Find how many lines in the material contain "rotor"; your answer should be that number alone.

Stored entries

* BEGIN *

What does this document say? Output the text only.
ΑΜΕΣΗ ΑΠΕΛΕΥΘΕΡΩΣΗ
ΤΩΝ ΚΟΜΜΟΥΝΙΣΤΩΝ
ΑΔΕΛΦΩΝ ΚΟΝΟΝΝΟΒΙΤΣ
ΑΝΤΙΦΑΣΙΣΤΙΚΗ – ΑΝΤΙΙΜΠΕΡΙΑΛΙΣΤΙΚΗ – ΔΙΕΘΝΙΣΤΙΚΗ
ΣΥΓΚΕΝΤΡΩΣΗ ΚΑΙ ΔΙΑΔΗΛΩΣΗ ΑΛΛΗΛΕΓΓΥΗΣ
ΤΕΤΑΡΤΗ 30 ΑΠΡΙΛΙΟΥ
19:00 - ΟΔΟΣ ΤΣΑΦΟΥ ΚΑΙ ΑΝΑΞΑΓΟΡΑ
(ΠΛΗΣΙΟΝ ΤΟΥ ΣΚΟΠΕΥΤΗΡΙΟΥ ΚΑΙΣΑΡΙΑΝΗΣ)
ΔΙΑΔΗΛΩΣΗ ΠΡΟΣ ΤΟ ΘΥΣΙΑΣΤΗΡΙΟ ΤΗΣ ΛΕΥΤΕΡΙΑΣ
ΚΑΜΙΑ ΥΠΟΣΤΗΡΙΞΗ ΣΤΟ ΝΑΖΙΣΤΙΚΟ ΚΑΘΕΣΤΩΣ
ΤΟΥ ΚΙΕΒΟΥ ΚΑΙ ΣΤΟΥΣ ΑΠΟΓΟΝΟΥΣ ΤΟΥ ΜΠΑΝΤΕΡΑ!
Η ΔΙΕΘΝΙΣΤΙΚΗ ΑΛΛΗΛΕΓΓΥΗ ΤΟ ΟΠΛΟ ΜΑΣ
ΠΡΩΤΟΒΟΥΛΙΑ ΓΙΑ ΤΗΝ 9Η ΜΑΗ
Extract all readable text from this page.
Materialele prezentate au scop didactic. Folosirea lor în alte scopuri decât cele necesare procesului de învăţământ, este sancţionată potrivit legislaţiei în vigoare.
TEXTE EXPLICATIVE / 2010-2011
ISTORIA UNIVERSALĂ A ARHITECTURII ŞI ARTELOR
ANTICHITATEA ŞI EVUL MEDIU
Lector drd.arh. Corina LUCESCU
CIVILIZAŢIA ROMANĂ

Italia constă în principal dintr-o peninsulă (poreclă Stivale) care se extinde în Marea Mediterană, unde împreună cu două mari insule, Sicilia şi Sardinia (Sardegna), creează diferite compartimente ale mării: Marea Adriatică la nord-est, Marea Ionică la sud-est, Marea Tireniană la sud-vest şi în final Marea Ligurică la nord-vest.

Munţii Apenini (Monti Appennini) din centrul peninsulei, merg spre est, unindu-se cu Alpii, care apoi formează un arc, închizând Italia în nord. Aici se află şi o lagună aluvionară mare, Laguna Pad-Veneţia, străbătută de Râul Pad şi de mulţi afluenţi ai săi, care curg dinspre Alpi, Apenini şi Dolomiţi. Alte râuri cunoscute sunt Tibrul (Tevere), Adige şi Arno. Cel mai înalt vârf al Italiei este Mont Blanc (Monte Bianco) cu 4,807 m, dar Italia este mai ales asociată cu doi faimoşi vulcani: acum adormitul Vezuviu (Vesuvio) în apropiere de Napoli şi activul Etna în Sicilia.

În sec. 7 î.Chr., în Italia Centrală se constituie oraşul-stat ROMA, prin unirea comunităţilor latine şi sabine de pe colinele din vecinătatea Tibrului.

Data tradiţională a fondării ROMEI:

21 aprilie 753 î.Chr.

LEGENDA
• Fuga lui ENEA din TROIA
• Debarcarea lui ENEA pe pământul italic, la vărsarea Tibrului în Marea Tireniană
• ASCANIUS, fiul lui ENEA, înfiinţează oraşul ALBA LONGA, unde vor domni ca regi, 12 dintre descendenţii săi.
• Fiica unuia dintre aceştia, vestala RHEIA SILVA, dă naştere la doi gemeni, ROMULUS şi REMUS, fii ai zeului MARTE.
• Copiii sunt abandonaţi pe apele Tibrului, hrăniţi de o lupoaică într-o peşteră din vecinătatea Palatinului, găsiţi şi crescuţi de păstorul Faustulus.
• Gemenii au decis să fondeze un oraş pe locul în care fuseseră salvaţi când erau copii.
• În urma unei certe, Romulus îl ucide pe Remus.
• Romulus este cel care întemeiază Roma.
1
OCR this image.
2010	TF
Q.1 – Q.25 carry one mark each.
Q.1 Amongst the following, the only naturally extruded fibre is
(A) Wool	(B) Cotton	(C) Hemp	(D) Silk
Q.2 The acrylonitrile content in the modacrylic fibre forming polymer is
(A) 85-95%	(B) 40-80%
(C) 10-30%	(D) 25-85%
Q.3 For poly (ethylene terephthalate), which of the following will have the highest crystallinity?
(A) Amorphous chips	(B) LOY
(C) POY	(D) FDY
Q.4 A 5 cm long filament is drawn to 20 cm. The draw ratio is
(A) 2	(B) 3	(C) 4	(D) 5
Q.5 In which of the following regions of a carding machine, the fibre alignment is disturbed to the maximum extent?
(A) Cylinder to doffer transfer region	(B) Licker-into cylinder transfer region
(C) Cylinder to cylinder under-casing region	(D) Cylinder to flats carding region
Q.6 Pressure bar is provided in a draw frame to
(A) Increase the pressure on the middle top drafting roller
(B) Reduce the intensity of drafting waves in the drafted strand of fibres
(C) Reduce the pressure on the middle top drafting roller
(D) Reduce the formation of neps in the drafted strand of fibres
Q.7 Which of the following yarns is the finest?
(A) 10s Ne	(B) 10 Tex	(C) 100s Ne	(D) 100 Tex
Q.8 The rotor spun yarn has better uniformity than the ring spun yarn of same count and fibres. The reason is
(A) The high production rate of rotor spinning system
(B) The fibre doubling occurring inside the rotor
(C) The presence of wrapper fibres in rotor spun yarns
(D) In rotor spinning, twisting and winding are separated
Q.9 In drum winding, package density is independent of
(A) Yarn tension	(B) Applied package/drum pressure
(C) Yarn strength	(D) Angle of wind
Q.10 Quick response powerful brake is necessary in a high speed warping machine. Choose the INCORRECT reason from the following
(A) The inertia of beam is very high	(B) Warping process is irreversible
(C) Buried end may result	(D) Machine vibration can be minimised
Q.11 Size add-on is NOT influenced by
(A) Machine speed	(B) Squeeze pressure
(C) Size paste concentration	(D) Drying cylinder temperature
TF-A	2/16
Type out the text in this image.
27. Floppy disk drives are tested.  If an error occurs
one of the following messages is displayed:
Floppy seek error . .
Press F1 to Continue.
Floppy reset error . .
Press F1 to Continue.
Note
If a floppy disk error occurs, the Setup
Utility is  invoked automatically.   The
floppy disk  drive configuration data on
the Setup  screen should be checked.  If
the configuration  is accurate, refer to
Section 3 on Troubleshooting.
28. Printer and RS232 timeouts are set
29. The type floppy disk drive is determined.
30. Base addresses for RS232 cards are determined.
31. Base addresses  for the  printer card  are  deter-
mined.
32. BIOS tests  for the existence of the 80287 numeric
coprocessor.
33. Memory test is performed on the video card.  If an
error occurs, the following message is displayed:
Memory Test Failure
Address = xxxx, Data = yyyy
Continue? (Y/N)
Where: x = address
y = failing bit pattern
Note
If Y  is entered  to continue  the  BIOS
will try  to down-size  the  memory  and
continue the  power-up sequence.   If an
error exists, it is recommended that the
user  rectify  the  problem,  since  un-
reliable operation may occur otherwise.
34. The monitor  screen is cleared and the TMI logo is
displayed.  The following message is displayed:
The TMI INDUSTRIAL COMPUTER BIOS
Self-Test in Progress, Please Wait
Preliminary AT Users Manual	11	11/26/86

* END *

OUTPUT FOR THIS TASK: 5